--- start of RECORDS PROVIDED ---

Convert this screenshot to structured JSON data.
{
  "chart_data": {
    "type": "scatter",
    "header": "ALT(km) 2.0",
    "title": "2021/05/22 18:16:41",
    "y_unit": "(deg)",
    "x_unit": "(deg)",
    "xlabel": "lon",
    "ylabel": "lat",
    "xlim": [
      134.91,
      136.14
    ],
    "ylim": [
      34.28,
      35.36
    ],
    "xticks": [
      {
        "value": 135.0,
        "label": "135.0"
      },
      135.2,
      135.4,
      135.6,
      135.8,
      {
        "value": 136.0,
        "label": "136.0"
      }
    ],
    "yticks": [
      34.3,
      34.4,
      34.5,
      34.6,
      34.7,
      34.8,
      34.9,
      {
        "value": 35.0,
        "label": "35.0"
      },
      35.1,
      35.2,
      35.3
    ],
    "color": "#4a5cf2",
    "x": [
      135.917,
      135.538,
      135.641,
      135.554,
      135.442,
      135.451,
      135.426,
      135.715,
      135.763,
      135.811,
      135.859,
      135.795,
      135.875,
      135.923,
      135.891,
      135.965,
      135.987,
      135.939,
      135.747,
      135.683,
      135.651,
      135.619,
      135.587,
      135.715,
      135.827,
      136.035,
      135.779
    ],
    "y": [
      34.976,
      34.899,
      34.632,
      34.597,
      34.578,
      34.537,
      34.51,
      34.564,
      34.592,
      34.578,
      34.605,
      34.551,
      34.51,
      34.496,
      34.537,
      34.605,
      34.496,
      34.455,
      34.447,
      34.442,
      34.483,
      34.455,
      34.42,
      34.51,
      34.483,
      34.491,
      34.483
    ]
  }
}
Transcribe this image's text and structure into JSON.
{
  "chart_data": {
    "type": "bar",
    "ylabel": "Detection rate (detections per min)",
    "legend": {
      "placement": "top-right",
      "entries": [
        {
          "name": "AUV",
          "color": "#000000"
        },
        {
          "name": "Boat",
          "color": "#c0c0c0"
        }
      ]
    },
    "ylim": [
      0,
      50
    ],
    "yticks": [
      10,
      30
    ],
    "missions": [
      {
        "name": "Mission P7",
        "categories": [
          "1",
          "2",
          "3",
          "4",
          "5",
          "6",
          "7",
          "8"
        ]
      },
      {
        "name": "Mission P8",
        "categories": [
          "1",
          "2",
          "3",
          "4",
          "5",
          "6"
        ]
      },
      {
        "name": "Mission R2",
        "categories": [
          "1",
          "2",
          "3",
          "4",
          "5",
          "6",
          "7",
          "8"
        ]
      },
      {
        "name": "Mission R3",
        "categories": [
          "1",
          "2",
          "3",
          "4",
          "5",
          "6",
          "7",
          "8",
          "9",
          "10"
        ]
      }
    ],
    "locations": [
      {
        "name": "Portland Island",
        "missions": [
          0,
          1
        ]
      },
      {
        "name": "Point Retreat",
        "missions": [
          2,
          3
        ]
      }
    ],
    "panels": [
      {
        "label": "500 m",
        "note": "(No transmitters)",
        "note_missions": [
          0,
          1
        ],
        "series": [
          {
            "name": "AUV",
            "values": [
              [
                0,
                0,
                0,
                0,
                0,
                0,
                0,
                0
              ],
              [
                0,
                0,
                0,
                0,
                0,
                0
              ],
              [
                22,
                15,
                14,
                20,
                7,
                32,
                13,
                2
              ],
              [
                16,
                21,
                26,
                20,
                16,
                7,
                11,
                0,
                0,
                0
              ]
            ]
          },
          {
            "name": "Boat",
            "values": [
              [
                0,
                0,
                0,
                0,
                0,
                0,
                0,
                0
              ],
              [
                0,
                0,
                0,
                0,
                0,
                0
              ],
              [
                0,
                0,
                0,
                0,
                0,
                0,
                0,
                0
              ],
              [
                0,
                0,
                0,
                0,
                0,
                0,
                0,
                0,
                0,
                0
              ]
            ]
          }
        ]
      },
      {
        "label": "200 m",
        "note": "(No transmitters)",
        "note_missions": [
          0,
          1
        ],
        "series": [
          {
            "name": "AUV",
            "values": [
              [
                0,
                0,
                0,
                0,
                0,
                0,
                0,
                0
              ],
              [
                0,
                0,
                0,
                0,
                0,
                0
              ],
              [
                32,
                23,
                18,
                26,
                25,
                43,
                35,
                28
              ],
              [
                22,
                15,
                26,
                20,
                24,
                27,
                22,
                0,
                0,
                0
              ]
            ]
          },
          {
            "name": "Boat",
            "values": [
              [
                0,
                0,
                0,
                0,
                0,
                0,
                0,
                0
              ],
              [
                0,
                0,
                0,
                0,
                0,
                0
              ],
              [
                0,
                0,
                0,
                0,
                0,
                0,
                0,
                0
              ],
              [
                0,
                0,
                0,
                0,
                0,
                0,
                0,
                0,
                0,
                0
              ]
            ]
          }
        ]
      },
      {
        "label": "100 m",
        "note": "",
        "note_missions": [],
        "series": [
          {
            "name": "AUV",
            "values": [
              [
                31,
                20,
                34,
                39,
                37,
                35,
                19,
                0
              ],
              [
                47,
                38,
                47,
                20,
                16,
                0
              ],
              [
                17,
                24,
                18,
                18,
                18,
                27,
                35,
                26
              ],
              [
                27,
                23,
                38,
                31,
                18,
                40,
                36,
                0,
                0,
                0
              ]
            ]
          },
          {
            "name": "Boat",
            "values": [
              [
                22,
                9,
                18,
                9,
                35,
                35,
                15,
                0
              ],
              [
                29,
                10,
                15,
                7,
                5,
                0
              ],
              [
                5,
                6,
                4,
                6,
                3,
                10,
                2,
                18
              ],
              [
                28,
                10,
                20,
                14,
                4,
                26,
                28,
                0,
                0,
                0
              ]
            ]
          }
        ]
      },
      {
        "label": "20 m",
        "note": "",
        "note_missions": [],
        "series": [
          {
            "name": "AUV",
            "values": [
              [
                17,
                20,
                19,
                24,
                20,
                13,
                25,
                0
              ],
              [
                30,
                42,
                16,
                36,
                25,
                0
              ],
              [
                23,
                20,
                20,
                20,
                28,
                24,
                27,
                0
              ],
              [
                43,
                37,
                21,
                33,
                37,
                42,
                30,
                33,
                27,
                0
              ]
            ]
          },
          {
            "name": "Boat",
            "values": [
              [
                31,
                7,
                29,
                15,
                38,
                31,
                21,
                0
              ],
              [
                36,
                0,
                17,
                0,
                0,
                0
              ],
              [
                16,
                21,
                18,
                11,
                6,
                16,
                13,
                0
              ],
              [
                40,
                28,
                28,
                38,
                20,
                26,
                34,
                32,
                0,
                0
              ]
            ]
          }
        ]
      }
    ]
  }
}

--- end of RECORDS PROVIDED ---

-- EXERCISE AIM --
Go over the records above line by line and count those holding the word "ylabel". Reply only with the number.

-- EXERCISE RESULT --
2